What is asked: Look through the data below and return each line where "color" appears.

Raw data:
** Begin **

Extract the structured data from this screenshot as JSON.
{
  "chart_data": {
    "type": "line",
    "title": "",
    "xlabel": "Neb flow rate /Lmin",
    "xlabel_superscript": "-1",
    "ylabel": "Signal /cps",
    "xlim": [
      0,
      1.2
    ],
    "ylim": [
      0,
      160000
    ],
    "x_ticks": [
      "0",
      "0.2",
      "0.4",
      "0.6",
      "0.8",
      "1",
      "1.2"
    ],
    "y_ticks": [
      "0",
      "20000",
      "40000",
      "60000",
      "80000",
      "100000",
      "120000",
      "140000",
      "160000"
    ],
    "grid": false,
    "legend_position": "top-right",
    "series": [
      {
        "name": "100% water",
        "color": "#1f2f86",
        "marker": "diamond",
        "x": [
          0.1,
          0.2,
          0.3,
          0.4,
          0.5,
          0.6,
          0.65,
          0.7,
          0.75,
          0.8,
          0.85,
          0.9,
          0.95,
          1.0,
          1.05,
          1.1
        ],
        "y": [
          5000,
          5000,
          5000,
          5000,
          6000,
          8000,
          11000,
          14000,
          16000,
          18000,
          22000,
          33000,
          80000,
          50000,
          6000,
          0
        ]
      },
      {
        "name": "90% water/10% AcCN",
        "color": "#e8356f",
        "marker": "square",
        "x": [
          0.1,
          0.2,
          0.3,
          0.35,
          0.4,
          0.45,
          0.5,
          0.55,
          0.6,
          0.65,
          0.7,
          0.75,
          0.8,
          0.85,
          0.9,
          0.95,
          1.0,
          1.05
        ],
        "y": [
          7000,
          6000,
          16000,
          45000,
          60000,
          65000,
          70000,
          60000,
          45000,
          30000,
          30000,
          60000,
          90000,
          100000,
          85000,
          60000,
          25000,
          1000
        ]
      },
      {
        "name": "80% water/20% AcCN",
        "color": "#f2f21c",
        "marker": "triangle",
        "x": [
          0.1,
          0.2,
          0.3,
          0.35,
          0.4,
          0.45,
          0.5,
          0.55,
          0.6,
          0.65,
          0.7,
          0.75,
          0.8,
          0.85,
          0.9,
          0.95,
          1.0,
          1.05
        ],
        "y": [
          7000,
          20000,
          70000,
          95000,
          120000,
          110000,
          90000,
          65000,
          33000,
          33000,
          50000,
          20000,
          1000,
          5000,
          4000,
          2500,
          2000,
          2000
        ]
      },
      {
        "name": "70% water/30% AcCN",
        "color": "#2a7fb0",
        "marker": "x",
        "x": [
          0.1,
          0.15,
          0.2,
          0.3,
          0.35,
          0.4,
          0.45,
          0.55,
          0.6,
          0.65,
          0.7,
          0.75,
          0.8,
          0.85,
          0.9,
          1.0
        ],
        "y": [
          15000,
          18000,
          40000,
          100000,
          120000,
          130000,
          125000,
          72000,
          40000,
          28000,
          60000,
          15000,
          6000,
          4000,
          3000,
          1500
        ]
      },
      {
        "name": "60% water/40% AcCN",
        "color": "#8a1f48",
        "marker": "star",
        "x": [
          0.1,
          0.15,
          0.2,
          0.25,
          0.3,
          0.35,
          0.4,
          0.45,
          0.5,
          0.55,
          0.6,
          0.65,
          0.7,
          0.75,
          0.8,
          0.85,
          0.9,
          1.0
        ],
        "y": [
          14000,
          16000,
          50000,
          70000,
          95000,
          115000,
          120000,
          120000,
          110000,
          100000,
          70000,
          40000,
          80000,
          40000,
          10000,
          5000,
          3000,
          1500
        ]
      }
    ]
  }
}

** End **

Answer to this exercise:
        "color": "#1f2f86",
        "color": "#e8356f",
        "color": "#f2f21c",
        "color": "#2a7fb0",
        "color": "#8a1f48",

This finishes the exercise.